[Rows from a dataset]
☆ ☆ ☆ ☆ ☆ ☆ ☆
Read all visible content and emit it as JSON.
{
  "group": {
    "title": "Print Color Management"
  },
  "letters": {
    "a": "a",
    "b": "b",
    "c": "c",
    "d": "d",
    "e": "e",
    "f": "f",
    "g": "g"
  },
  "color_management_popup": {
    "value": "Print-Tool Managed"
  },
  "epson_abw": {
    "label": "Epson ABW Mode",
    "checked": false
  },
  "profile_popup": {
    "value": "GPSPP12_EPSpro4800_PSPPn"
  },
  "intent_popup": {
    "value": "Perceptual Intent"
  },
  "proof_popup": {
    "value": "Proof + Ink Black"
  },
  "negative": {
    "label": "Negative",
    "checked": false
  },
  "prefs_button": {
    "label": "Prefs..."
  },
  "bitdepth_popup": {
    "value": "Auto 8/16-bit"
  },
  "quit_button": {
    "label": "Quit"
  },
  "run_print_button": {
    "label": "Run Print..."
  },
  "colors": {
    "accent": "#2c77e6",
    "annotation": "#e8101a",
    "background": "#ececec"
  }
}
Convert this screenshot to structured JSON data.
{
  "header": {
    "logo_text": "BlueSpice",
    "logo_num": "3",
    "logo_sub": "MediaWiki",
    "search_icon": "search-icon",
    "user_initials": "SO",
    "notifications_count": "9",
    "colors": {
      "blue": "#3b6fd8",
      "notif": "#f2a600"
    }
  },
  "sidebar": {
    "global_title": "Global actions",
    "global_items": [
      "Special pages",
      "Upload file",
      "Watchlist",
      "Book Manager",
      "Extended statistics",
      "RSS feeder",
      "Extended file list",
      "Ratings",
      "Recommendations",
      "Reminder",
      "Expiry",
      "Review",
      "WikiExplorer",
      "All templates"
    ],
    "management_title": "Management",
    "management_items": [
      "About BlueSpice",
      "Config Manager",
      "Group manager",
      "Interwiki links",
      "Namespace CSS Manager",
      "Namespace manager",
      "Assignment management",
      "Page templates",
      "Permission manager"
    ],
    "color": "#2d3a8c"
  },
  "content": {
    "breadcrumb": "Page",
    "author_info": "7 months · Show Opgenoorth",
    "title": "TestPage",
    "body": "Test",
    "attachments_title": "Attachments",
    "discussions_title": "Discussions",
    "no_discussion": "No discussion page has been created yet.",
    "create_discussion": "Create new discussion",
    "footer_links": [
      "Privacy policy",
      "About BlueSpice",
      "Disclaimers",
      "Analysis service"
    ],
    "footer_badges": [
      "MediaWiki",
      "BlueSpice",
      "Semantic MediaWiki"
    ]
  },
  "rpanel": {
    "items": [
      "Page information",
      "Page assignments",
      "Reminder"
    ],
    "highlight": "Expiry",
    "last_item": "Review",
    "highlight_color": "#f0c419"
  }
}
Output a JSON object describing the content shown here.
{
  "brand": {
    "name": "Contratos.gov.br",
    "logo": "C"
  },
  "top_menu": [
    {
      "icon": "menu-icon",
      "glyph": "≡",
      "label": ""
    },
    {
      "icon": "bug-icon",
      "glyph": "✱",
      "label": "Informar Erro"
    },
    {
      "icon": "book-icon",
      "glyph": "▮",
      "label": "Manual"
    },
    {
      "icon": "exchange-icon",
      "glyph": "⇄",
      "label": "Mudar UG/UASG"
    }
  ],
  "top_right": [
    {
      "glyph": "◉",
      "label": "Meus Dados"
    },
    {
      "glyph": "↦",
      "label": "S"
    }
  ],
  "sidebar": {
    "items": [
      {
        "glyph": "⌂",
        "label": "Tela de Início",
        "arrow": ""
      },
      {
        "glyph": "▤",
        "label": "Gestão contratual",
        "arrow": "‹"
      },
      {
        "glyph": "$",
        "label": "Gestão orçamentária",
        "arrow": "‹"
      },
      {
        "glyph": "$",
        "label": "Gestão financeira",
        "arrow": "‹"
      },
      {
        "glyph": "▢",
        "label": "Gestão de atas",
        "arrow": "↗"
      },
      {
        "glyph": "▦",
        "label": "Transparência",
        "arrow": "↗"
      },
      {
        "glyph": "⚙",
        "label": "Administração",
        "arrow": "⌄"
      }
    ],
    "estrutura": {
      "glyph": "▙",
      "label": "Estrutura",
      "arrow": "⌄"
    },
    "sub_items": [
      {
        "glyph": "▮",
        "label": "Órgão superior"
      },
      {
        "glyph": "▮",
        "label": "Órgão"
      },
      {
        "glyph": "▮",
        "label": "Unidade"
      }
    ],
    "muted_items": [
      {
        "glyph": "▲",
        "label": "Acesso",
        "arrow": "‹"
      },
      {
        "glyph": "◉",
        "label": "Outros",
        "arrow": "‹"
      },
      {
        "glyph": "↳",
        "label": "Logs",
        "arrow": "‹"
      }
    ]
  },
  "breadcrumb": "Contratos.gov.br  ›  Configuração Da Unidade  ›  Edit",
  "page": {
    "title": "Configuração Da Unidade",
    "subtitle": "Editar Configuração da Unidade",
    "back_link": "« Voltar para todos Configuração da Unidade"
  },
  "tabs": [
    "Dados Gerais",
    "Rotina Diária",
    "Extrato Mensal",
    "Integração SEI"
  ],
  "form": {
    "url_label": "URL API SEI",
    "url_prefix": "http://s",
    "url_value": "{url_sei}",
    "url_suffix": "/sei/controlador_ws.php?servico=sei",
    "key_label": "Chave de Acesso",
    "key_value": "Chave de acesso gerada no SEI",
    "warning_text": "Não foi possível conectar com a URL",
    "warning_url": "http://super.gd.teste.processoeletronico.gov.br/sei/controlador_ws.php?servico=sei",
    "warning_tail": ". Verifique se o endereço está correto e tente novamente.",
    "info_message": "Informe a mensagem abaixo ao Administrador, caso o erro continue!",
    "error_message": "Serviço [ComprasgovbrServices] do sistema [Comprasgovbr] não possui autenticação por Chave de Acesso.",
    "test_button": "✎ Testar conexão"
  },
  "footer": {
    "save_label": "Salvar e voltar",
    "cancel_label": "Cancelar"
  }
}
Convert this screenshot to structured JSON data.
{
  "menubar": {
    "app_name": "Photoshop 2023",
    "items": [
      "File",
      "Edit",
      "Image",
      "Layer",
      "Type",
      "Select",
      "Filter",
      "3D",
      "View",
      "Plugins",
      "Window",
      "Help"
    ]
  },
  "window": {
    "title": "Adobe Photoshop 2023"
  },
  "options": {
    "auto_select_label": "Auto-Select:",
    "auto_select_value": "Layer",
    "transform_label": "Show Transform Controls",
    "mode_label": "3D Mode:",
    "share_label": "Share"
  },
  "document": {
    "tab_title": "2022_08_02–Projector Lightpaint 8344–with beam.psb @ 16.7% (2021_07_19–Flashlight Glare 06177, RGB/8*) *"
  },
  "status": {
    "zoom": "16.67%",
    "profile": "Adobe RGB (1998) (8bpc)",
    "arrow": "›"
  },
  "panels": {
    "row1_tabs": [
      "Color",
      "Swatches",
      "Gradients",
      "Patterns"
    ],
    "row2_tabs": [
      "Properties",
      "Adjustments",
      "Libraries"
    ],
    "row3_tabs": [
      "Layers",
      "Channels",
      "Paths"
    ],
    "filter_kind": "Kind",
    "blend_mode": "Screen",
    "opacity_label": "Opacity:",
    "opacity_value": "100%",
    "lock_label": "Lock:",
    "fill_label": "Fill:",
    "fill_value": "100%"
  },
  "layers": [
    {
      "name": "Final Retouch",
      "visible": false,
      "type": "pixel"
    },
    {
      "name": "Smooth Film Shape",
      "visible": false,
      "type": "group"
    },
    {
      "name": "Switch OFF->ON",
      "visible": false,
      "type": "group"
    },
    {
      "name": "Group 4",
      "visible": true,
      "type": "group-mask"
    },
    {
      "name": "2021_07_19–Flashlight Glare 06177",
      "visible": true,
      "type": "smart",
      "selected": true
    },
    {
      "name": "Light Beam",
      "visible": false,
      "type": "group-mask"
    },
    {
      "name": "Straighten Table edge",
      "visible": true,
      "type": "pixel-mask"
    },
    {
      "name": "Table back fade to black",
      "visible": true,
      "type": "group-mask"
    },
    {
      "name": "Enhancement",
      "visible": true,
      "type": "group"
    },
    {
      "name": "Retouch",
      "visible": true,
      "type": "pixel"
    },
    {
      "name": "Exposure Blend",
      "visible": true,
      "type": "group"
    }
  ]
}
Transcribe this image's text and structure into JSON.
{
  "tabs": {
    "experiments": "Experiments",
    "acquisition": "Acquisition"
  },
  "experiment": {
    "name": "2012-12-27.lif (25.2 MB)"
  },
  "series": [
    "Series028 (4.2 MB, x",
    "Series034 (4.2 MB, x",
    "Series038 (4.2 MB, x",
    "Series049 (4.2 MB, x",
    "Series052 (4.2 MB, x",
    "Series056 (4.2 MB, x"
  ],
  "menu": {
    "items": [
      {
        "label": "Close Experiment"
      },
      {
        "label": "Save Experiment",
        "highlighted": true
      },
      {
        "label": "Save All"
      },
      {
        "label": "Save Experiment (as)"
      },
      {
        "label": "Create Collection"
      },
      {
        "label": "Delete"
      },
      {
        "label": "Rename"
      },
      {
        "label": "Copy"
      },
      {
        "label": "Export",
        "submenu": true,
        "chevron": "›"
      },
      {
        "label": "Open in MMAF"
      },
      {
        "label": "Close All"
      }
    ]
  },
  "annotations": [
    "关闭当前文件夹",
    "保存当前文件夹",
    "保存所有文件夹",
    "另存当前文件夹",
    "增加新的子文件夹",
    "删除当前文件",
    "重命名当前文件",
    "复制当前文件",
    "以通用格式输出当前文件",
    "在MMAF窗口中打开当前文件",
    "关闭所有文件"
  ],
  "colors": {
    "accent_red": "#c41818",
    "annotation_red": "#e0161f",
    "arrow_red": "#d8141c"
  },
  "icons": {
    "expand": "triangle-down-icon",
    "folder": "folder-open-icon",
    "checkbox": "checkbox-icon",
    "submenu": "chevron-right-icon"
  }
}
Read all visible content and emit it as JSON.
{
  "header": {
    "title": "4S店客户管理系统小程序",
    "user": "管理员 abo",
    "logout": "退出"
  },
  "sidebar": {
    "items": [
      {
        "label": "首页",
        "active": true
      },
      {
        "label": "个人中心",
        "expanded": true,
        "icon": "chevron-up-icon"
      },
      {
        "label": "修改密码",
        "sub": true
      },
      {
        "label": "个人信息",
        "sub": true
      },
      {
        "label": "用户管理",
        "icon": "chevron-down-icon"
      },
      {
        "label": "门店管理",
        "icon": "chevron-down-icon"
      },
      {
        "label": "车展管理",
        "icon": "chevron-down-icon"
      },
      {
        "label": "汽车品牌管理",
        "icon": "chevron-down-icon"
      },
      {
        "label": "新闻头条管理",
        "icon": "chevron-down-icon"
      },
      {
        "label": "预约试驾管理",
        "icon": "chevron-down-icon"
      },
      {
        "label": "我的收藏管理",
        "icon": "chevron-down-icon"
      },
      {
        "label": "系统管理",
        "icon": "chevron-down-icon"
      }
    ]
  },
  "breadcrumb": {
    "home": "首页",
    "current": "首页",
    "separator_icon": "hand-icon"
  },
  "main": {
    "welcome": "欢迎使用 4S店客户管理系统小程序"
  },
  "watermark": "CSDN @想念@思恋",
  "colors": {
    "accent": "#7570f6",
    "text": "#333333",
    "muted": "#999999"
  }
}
☆ ☆ ☆ ☆ ☆ ☆ ☆
Copy each line of the listing in which the word "Table" can be found.

      "name": "Straighten Table edge",
      "name": "Table back fade to black",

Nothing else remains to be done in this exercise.